> REQUIREMENTS
Copy out the data below as written; omit any images.

> EXTRACTED ENTRIES
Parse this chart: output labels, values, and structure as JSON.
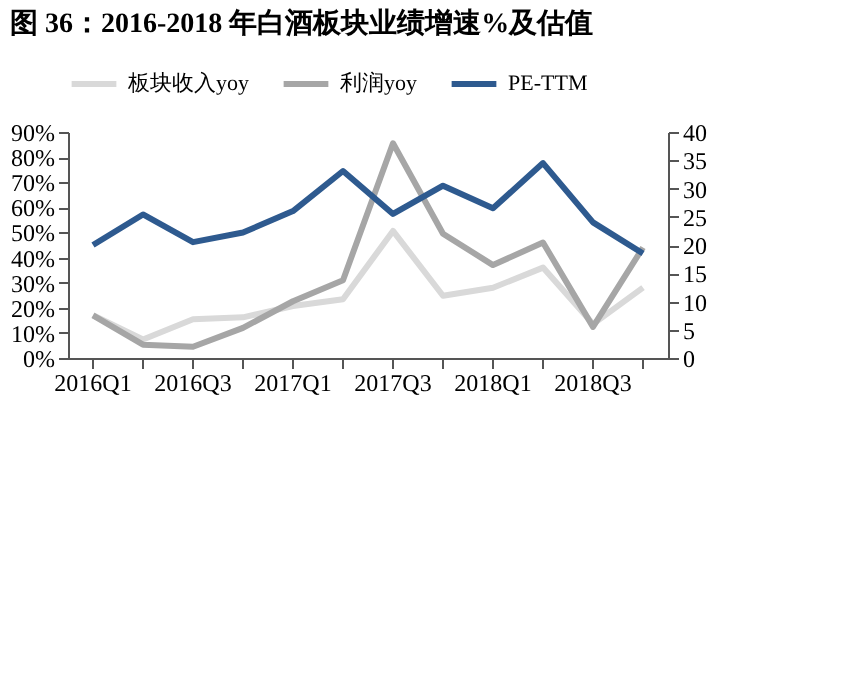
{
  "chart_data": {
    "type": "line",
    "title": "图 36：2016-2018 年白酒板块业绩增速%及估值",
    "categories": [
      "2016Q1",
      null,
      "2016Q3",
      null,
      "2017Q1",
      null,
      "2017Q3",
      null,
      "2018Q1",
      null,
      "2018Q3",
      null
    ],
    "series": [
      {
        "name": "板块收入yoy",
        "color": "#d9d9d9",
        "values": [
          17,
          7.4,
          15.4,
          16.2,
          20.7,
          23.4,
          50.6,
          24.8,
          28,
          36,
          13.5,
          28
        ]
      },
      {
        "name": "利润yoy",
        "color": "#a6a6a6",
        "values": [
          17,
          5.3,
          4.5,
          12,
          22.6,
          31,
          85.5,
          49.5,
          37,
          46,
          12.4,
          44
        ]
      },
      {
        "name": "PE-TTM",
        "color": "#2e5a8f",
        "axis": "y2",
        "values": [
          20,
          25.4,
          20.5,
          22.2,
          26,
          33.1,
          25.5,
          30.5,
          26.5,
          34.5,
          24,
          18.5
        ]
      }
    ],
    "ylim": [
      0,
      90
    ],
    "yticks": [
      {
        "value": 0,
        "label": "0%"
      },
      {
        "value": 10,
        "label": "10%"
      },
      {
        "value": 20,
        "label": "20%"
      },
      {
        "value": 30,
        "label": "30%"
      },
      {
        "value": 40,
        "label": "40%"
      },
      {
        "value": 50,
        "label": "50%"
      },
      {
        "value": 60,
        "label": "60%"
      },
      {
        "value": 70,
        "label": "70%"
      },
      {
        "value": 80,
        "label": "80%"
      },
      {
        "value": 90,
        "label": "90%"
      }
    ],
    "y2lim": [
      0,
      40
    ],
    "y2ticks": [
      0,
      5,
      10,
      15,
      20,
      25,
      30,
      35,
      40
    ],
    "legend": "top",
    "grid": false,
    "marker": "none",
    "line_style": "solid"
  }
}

> FULL ANSWER
Parse this chart: output labels, values, and structure as JSON.
{
  "chart_data": {
    "type": "line",
    "title": "图 36：2016-2018 年白酒板块业绩增速%及估值",
    "categories": [
      "2016Q1",
      null,
      "2016Q3",
      null,
      "2017Q1",
      null,
      "2017Q3",
      null,
      "2018Q1",
      null,
      "2018Q3",
      null
    ],
    "series": [
      {
        "name": "板块收入yoy",
        "color": "#d9d9d9",
        "values": [
          17,
          7.4,
          15.4,
          16.2,
          20.7,
          23.4,
          50.6,
          24.8,
          28,
          36,
          13.5,
          28
        ]
      },
      {
        "name": "利润yoy",
        "color": "#a6a6a6",
        "values": [
          17,
          5.3,
          4.5,
          12,
          22.6,
          31,
          85.5,
          49.5,
          37,
          46,
          12.4,
          44
        ]
      },
      {
        "name": "PE-TTM",
        "color": "#2e5a8f",
        "axis": "y2",
        "values": [
          20,
          25.4,
          20.5,
          22.2,
          26,
          33.1,
          25.5,
          30.5,
          26.5,
          34.5,
          24,
          18.5
        ]
      }
    ],
    "ylim": [
      0,
      90
    ],
    "yticks": [
      {
        "value": 0,
        "label": "0%"
      },
      {
        "value": 10,
        "label": "10%"
      },
      {
        "value": 20,
        "label": "20%"
      },
      {
        "value": 30,
        "label": "30%"
      },
      {
        "value": 40,
        "label": "40%"
      },
      {
        "value": 50,
        "label": "50%"
      },
      {
        "value": 60,
        "label": "60%"
      },
      {
        "value": 70,
        "label": "70%"
      },
      {
        "value": 80,
        "label": "80%"
      },
      {
        "value": 90,
        "label": "90%"
      }
    ],
    "y2lim": [
      0,
      40
    ],
    "y2ticks": [
      0,
      5,
      10,
      15,
      20,
      25,
      30,
      35,
      40
    ],
    "legend": "top",
    "grid": false,
    "marker": "none",
    "line_style": "solid"
  }
}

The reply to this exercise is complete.